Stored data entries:
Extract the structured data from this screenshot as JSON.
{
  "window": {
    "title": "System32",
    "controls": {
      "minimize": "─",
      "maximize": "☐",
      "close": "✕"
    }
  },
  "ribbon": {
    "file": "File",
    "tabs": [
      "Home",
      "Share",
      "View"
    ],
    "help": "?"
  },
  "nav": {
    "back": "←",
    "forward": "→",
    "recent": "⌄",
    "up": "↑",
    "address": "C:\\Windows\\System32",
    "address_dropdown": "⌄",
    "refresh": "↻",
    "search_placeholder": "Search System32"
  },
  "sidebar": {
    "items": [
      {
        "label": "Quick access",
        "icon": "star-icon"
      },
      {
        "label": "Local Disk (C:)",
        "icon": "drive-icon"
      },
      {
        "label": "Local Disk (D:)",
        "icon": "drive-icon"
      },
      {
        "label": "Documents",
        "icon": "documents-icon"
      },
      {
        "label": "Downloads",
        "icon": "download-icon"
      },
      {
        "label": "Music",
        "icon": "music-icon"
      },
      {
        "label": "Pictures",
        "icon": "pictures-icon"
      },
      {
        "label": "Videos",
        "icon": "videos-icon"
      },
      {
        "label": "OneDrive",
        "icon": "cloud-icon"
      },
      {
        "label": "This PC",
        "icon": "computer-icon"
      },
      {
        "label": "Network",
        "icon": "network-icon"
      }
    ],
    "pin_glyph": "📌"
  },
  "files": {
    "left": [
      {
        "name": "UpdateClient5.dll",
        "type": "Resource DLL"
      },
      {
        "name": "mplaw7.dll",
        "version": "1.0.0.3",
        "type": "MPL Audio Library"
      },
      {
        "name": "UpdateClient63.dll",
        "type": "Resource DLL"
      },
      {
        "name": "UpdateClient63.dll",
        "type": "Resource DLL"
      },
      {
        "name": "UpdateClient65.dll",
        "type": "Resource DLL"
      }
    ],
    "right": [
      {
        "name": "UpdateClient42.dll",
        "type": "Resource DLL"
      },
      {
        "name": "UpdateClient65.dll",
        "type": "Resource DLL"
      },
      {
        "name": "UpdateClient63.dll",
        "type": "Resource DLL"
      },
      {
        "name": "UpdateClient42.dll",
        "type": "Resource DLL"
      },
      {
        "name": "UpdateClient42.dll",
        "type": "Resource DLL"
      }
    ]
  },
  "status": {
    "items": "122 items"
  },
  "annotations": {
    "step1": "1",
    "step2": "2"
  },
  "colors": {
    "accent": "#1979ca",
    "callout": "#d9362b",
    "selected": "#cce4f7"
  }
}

=== TASK TO CARRY OUT ===
Transcribe all of the lines in the records precisely.

=== REPLY ===
Extract the structured data from this screenshot as JSON.
{
  "window": {
    "title": "System32",
    "controls": {
      "minimize": "─",
      "maximize": "☐",
      "close": "✕"
    }
  },
  "ribbon": {
    "file": "File",
    "tabs": [
      "Home",
      "Share",
      "View"
    ],
    "help": "?"
  },
  "nav": {
    "back": "←",
    "forward": "→",
    "recent": "⌄",
    "up": "↑",
    "address": "C:\\Windows\\System32",
    "address_dropdown": "⌄",
    "refresh": "↻",
    "search_placeholder": "Search System32"
  },
  "sidebar": {
    "items": [
      {
        "label": "Quick access",
        "icon": "star-icon"
      },
      {
        "label": "Local Disk (C:)",
        "icon": "drive-icon"
      },
      {
        "label": "Local Disk (D:)",
        "icon": "drive-icon"
      },
      {
        "label": "Documents",
        "icon": "documents-icon"
      },
      {
        "label": "Downloads",
        "icon": "download-icon"
      },
      {
        "label": "Music",
        "icon": "music-icon"
      },
      {
        "label": "Pictures",
        "icon": "pictures-icon"
      },
      {
        "label": "Videos",
        "icon": "videos-icon"
      },
      {
        "label": "OneDrive",
        "icon": "cloud-icon"
      },
      {
        "label": "This PC",
        "icon": "computer-icon"
      },
      {
        "label": "Network",
        "icon": "network-icon"
      }
    ],
    "pin_glyph": "📌"
  },
  "files": {
    "left": [
      {
        "name": "UpdateClient5.dll",
        "type": "Resource DLL"
      },
      {
        "name": "mplaw7.dll",
        "version": "1.0.0.3",
        "type": "MPL Audio Library"
      },
      {
        "name": "UpdateClient63.dll",
        "type": "Resource DLL"
      },
      {
        "name": "UpdateClient63.dll",
        "type": "Resource DLL"
      },
      {
        "name": "UpdateClient65.dll",
        "type": "Resource DLL"
      }
    ],
    "right": [
      {
        "name": "UpdateClient42.dll",
        "type": "Resource DLL"
      },
      {
        "name": "UpdateClient65.dll",
        "type": "Resource DLL"
      },
      {
        "name": "UpdateClient63.dll",
        "type": "Resource DLL"
      },
      {
        "name": "UpdateClient42.dll",
        "type": "Resource DLL"
      },
      {
        "name": "UpdateClient42.dll",
        "type": "Resource DLL"
      }
    ]
  },
  "status": {
    "items": "122 items"
  },
  "annotations": {
    "step1": "1",
    "step2": "2"
  },
  "colors": {
    "accent": "#1979ca",
    "callout": "#d9362b",
    "selected": "#cce4f7"
  }
}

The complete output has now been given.